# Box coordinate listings
※

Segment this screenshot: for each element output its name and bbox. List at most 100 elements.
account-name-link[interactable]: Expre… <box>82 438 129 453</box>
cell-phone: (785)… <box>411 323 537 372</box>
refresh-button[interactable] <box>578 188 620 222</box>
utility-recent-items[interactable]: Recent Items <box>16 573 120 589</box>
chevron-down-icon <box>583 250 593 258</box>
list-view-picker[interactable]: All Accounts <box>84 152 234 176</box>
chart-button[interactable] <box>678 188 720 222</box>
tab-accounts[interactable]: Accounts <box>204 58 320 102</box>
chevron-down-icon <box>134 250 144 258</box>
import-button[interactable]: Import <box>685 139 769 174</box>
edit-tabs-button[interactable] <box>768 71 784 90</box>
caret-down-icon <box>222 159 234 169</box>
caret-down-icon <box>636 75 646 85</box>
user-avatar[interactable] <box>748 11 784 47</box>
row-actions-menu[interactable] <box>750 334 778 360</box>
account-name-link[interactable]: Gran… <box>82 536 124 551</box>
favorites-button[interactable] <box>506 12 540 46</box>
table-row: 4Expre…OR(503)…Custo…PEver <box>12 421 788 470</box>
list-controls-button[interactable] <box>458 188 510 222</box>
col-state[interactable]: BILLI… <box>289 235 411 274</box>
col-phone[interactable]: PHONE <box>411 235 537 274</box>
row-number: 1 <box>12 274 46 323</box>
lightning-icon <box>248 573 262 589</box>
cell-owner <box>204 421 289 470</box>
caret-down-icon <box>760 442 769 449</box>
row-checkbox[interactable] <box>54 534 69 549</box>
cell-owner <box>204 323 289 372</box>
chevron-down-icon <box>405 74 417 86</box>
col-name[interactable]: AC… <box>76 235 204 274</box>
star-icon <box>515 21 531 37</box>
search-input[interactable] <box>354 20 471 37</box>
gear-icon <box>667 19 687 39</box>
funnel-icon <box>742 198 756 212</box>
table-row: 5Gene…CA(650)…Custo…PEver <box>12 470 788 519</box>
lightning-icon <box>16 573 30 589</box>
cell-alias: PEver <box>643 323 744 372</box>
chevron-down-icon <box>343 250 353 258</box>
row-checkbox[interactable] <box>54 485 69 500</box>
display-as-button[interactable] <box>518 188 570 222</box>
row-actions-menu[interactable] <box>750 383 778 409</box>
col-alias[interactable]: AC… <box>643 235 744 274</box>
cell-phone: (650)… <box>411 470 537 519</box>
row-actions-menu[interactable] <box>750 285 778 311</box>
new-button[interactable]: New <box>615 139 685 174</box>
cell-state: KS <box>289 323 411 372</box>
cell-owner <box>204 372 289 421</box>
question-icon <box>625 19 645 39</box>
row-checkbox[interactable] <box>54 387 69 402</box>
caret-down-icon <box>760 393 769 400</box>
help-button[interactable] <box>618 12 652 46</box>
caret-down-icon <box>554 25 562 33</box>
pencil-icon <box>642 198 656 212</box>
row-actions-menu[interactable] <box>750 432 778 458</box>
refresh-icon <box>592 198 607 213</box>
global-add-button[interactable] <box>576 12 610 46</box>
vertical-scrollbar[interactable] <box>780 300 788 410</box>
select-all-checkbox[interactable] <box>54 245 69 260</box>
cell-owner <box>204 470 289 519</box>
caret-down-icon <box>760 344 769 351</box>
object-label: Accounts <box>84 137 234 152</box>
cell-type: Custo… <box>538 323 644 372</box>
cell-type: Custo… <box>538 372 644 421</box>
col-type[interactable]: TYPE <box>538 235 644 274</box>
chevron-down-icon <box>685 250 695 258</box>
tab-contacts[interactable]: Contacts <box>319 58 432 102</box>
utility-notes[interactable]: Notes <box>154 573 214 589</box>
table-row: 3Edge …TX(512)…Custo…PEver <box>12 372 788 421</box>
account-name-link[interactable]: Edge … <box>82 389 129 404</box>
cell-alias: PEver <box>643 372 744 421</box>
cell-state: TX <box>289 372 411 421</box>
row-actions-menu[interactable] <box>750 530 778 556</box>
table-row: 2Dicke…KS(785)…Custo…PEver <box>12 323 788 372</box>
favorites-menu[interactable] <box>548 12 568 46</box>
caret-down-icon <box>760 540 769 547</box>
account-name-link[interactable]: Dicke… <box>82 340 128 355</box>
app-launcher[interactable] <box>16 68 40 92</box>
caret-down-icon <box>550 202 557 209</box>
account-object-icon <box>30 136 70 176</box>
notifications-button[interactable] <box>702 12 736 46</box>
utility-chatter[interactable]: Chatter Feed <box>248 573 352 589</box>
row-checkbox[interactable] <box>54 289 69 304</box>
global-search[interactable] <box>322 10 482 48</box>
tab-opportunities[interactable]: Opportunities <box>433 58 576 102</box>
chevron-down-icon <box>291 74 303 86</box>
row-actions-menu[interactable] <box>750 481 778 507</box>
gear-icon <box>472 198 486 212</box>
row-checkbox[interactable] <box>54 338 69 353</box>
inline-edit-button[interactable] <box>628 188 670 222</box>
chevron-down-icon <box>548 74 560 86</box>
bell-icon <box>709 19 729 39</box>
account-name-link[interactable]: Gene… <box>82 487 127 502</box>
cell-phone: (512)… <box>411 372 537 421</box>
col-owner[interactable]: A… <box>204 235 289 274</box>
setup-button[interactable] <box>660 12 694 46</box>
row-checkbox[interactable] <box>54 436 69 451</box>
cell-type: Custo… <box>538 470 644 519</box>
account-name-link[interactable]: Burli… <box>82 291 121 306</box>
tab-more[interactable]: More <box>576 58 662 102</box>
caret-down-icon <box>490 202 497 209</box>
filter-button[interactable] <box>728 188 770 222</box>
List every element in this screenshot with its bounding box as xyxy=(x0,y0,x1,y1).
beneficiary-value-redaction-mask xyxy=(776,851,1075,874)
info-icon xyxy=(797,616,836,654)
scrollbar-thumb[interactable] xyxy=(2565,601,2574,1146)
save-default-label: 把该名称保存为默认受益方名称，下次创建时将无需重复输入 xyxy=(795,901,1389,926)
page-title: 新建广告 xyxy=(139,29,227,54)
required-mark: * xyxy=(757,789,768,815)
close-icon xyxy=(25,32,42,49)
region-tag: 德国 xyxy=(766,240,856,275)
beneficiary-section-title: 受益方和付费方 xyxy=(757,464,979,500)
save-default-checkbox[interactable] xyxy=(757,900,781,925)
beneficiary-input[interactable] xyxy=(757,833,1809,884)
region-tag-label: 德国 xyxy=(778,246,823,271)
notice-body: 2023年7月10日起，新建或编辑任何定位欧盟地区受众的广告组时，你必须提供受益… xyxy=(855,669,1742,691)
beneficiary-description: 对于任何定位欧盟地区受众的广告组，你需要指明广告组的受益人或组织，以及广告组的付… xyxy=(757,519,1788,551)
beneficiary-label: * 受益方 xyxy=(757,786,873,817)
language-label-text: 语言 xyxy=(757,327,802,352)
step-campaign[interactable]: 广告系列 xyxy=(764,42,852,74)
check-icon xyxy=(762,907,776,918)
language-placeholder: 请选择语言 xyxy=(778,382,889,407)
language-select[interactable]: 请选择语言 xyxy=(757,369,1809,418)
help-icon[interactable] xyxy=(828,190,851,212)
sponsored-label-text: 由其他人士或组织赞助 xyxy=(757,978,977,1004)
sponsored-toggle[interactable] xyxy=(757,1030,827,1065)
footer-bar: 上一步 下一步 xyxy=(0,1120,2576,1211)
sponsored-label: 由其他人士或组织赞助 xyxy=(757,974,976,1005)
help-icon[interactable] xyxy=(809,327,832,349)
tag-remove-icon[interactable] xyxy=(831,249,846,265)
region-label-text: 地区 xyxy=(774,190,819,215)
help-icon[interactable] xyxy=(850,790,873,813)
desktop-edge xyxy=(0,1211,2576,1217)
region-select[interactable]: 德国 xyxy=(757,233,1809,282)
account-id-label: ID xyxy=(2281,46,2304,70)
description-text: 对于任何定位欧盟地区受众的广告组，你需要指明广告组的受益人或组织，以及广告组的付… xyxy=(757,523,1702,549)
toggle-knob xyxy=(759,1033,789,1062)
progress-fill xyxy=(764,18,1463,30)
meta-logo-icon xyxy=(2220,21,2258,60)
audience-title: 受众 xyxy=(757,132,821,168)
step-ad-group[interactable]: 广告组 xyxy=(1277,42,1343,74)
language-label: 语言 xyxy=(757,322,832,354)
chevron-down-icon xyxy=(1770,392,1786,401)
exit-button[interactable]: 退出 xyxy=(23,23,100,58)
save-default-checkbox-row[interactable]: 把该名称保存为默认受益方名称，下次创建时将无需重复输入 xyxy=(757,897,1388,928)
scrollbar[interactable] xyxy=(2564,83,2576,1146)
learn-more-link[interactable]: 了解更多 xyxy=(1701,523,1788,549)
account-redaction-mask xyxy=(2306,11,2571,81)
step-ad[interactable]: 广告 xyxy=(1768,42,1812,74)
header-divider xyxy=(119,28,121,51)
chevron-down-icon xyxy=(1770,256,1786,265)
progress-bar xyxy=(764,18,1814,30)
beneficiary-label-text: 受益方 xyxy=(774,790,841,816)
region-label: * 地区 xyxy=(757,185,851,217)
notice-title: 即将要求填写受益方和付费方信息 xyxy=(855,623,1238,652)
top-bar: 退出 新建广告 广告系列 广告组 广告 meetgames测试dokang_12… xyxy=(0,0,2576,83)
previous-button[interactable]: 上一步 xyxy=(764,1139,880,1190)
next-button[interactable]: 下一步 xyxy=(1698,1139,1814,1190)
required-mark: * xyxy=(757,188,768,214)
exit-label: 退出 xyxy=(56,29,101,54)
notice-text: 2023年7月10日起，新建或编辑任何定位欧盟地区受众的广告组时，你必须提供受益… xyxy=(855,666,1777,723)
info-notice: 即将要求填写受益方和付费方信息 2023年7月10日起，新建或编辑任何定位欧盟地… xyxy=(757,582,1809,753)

※

# Stated problem
Reproduce word for word the lines of the listing from its first line through the line that contains "cell-phone: (785)… <box>411 323 537 372</box>", including both of those lines.

# Solved problem
Segment this screenshot: for each element output its name and bbox. List at most 100 elements.
account-name-link[interactable]: Expre… <box>82 438 129 453</box>
cell-phone: (785)… <box>411 323 537 372</box>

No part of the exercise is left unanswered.